> **Problem**
Copy all lines holding the word "France" from the entries.

> **Extracted information**
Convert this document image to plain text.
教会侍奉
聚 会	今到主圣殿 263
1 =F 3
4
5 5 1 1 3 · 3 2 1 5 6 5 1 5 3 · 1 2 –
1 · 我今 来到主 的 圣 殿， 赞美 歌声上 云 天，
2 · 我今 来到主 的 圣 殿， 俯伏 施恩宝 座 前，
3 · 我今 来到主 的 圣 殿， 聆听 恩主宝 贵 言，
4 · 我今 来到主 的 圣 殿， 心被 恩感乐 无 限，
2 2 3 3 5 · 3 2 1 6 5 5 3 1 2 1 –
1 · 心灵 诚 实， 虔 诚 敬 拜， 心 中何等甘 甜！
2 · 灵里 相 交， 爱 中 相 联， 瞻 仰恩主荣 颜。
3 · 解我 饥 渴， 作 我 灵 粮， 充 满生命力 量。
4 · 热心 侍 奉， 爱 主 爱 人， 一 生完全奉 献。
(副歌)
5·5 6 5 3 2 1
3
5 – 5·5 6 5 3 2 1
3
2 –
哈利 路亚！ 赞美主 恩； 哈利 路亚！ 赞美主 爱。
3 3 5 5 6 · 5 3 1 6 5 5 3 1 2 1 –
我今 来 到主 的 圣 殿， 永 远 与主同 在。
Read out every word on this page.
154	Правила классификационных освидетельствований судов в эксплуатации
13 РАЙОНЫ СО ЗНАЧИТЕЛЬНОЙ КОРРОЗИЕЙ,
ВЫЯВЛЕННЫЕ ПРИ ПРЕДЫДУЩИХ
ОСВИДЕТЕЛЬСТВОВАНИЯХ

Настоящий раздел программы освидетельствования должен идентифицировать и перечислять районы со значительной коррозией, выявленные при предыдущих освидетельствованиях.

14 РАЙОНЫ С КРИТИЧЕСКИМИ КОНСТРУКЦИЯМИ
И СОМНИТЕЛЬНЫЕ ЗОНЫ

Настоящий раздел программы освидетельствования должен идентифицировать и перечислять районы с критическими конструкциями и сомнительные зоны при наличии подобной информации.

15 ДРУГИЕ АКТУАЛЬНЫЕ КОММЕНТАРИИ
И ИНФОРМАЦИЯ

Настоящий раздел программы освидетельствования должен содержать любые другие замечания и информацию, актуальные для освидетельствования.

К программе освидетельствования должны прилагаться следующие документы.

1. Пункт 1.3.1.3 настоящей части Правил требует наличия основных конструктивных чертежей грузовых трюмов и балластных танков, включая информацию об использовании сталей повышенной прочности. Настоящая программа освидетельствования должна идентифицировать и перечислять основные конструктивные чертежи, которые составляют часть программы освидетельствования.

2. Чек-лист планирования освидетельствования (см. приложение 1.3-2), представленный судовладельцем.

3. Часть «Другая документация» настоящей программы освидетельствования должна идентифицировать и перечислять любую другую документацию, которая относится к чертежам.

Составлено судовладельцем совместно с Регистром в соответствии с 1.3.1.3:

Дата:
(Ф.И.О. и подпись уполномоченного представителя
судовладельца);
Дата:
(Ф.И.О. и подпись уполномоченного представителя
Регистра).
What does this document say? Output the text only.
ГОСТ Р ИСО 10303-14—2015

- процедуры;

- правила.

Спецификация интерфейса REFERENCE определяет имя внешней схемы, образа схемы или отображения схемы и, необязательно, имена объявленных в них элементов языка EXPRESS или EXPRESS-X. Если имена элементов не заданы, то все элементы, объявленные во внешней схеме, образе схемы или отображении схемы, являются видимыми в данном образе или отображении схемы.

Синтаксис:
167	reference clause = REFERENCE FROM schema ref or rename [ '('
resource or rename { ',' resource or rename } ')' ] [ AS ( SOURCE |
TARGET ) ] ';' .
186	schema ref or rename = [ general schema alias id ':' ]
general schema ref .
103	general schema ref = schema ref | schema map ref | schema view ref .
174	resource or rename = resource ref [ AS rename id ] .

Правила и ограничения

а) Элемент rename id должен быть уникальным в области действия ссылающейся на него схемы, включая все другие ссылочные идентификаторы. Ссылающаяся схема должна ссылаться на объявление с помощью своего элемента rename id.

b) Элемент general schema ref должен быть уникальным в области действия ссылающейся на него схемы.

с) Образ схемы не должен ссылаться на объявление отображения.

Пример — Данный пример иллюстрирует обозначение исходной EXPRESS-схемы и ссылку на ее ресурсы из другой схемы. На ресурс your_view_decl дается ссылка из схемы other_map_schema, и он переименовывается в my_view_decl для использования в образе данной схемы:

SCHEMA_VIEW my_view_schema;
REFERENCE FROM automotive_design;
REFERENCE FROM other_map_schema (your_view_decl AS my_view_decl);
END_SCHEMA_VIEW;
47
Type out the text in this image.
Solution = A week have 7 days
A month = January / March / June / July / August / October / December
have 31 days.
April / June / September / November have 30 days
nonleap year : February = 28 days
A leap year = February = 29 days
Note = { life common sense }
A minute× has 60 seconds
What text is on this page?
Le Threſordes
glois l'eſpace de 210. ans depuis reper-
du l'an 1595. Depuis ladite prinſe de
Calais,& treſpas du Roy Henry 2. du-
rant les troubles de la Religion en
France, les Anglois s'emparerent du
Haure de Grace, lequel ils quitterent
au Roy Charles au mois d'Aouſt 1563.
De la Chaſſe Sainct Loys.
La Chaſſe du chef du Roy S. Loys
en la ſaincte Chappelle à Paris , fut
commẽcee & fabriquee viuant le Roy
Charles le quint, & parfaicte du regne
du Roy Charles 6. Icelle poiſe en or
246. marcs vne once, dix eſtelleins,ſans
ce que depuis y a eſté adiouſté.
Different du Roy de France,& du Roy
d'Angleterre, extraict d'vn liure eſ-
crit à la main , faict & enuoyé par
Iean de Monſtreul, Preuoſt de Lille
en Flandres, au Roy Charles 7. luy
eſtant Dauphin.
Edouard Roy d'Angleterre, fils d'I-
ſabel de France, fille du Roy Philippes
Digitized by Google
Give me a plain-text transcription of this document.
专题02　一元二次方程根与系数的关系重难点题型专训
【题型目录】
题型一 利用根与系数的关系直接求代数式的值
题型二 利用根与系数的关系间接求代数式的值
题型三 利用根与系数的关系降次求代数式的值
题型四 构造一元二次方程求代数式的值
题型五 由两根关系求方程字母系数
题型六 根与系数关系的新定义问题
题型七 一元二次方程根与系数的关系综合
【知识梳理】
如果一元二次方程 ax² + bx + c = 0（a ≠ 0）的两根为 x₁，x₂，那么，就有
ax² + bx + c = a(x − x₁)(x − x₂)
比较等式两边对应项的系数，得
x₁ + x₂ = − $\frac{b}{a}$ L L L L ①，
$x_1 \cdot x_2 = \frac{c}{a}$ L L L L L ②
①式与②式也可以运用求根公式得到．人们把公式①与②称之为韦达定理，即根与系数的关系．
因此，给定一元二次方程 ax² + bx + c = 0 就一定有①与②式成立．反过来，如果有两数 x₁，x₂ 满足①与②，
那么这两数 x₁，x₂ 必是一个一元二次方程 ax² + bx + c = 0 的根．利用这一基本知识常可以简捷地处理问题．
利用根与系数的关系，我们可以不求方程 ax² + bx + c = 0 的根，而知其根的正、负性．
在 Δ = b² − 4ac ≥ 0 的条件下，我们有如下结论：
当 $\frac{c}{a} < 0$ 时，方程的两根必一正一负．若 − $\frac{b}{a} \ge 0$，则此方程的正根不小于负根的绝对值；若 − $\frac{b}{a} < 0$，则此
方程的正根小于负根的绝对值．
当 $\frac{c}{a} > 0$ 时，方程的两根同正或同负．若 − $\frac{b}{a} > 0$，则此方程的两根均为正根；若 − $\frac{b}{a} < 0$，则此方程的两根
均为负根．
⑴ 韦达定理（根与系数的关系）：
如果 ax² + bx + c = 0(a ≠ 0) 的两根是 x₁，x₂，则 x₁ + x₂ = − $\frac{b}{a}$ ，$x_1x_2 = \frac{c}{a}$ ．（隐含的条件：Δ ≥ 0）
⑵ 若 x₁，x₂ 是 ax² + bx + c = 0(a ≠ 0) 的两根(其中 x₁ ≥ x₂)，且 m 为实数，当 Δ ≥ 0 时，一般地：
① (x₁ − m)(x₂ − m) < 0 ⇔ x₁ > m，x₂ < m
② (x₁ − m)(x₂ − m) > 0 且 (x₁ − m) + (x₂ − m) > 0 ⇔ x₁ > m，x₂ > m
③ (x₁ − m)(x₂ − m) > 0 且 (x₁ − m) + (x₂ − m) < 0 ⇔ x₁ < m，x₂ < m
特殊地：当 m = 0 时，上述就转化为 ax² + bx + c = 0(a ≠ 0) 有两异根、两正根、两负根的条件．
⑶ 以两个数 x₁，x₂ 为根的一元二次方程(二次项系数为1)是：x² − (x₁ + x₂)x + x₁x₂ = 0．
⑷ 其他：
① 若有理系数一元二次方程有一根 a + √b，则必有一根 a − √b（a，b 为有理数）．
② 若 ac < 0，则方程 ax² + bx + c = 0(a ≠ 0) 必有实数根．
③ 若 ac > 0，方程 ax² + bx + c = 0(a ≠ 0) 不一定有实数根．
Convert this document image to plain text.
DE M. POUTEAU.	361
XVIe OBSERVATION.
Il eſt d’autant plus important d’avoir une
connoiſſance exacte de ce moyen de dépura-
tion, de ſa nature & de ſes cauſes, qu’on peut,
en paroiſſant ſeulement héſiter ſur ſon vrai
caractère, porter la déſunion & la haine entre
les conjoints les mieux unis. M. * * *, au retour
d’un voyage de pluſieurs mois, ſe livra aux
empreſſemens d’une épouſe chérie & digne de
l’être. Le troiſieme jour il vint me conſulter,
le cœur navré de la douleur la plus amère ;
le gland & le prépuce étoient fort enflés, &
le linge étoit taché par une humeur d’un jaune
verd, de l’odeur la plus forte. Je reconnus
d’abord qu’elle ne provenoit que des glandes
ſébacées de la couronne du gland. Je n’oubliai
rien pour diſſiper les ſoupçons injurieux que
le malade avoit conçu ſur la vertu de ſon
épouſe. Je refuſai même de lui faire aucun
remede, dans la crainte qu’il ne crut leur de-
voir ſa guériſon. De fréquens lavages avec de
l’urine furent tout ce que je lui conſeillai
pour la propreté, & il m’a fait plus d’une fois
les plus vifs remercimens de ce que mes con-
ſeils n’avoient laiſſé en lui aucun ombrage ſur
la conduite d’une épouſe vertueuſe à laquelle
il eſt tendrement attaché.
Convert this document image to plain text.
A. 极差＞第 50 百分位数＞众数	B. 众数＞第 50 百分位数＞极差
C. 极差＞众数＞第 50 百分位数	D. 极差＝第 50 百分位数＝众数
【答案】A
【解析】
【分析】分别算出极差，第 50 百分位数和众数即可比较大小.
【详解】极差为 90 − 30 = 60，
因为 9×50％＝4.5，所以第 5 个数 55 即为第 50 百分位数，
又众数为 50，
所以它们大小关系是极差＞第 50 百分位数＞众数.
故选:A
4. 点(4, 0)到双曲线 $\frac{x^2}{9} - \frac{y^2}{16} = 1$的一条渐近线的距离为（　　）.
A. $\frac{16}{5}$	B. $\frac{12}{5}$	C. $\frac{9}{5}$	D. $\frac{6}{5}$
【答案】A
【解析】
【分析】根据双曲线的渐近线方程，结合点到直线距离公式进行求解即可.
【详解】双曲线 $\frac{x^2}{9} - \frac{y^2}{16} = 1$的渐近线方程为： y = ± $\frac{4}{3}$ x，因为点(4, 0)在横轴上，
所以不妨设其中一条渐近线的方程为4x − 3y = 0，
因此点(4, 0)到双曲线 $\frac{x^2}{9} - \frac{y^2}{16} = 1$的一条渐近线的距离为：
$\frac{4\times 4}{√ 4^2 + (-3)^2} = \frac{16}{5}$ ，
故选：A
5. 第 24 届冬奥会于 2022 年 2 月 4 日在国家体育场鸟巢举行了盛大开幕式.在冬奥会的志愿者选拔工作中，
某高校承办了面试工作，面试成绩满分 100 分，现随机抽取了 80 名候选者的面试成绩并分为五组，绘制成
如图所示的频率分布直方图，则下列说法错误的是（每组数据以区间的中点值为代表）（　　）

> **The answer**
France, les Anglois s'emparerent du
Different du Roy de France,& du Roy
ſabel de France, fille du Roy Philippes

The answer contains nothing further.